Rows from a dataset:
┏━━
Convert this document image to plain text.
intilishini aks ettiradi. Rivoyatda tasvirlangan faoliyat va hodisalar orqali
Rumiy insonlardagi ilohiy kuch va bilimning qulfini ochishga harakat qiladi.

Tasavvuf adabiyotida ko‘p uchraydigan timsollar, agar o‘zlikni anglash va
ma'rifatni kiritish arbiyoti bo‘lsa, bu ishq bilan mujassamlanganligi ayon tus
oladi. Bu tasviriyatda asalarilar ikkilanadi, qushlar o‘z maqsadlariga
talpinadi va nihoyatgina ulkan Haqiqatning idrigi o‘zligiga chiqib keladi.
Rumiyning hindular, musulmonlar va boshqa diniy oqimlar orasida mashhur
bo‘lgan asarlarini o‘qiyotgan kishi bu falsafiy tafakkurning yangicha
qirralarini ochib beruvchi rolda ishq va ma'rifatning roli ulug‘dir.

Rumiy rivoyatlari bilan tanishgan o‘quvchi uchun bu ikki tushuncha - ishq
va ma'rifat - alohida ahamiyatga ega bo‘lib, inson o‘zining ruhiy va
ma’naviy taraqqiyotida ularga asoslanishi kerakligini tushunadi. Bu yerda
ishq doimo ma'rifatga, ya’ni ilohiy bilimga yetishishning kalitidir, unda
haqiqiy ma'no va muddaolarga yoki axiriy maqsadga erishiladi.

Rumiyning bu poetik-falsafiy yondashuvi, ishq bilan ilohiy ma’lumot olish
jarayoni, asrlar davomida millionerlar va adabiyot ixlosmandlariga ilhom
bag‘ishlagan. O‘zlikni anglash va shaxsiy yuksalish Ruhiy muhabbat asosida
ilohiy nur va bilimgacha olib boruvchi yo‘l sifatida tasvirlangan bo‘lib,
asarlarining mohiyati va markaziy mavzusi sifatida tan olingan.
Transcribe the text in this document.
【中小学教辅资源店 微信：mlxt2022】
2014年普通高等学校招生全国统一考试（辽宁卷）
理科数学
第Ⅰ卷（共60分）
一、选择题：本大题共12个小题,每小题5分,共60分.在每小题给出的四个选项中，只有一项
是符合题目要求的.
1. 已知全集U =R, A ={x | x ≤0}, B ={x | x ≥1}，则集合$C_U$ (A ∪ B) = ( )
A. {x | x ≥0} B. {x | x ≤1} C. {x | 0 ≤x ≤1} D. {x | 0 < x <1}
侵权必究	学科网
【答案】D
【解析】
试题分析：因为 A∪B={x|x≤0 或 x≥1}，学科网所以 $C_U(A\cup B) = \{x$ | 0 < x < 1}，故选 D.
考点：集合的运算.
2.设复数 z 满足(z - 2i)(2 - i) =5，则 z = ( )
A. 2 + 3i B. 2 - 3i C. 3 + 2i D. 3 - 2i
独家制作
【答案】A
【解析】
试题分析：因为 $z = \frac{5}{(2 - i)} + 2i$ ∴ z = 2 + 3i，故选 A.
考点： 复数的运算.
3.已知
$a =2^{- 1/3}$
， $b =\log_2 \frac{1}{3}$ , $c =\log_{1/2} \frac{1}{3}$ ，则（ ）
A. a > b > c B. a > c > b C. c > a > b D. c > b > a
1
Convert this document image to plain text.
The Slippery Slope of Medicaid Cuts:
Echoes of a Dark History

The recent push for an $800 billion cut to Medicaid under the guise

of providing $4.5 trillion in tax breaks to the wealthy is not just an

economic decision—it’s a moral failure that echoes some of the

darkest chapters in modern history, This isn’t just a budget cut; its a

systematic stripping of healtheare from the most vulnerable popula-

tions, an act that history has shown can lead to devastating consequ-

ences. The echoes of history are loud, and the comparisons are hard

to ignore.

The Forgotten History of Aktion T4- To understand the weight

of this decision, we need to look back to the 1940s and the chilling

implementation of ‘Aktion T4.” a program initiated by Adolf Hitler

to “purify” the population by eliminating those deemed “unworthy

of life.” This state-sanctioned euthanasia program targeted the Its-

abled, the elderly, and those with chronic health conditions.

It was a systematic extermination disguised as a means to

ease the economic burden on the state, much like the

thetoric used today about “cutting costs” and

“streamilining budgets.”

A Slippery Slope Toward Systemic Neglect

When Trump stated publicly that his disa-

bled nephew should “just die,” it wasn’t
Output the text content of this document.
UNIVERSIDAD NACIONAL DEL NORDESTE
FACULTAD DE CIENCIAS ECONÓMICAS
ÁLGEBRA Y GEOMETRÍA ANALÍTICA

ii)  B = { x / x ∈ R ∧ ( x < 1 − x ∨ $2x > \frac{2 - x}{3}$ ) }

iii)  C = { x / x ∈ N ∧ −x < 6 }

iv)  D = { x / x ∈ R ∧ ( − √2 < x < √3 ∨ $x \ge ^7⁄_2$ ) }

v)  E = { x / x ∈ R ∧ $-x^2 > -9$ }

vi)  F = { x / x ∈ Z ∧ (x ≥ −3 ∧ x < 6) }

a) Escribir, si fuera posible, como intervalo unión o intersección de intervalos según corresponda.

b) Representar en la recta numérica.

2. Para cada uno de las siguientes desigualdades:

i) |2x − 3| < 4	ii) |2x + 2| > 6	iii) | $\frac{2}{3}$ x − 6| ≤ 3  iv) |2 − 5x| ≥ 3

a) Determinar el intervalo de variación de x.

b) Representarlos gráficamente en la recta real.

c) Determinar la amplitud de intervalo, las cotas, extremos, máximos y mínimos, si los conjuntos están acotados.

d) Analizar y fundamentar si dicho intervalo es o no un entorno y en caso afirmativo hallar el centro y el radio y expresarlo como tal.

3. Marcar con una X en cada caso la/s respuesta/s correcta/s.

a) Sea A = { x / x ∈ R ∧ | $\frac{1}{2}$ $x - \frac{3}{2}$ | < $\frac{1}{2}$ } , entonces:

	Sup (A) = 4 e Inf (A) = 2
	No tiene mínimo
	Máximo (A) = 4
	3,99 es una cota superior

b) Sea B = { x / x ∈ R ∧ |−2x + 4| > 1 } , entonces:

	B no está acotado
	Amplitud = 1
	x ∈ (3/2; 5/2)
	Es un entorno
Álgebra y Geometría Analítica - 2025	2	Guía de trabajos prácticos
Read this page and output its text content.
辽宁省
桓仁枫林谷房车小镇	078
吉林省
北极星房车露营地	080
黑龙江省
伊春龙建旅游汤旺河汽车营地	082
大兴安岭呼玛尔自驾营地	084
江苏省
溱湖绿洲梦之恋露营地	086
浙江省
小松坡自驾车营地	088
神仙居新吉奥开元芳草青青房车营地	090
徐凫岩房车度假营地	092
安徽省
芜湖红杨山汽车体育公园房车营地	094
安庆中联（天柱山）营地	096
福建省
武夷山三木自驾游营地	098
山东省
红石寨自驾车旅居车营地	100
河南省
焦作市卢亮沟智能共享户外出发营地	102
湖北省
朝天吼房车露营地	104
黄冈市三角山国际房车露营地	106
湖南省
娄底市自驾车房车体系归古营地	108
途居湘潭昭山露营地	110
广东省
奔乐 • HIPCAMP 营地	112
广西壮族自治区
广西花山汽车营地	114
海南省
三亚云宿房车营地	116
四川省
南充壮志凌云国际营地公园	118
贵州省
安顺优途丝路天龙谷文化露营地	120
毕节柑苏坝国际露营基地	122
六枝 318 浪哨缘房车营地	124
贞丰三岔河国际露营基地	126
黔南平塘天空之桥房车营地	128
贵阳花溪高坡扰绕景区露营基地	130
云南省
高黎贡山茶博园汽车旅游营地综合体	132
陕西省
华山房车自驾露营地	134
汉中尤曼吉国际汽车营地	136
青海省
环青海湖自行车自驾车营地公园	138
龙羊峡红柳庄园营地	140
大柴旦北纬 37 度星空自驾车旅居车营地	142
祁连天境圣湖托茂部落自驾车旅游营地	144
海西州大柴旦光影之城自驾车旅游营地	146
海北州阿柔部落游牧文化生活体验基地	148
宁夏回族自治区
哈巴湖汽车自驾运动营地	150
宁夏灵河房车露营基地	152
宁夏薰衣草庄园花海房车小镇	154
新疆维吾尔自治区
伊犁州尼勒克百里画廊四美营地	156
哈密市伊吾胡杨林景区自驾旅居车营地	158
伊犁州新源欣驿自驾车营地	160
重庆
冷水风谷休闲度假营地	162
┗━━
Starting from the line containing "Read this page and output its text content.", repeat each line through the end of the entries, exactly.

## SOLUTION
Read this page and output its text content.
辽宁省
桓仁枫林谷房车小镇	078
吉林省
北极星房车露营地	080
黑龙江省
伊春龙建旅游汤旺河汽车营地	082
大兴安岭呼玛尔自驾营地	084
江苏省
溱湖绿洲梦之恋露营地	086
浙江省
小松坡自驾车营地	088
神仙居新吉奥开元芳草青青房车营地	090
徐凫岩房车度假营地	092
安徽省
芜湖红杨山汽车体育公园房车营地	094
安庆中联（天柱山）营地	096
福建省
武夷山三木自驾游营地	098
山东省
红石寨自驾车旅居车营地	100
河南省
焦作市卢亮沟智能共享户外出发营地	102
湖北省
朝天吼房车露营地	104
黄冈市三角山国际房车露营地	106
湖南省
娄底市自驾车房车体系归古营地	108
途居湘潭昭山露营地	110
广东省
奔乐 • HIPCAMP 营地	112
广西壮族自治区
广西花山汽车营地	114
海南省
三亚云宿房车营地	116
四川省
南充壮志凌云国际营地公园	118
贵州省
安顺优途丝路天龙谷文化露营地	120
毕节柑苏坝国际露营基地	122
六枝 318 浪哨缘房车营地	124
贞丰三岔河国际露营基地	126
黔南平塘天空之桥房车营地	128
贵阳花溪高坡扰绕景区露营基地	130
云南省
高黎贡山茶博园汽车旅游营地综合体	132
陕西省
华山房车自驾露营地	134
汉中尤曼吉国际汽车营地	136
青海省
环青海湖自行车自驾车营地公园	138
龙羊峡红柳庄园营地	140
大柴旦北纬 37 度星空自驾车旅居车营地	142
祁连天境圣湖托茂部落自驾车旅游营地	144
海西州大柴旦光影之城自驾车旅游营地	146
海北州阿柔部落游牧文化生活体验基地	148
宁夏回族自治区
哈巴湖汽车自驾运动营地	150
宁夏灵河房车露营基地	152
宁夏薰衣草庄园花海房车小镇	154
新疆维吾尔自治区
伊犁州尼勒克百里画廊四美营地	156
哈密市伊吾胡杨林景区自驾旅居车营地	158
伊犁州新源欣驿自驾车营地	160
重庆
冷水风谷休闲度假营地	162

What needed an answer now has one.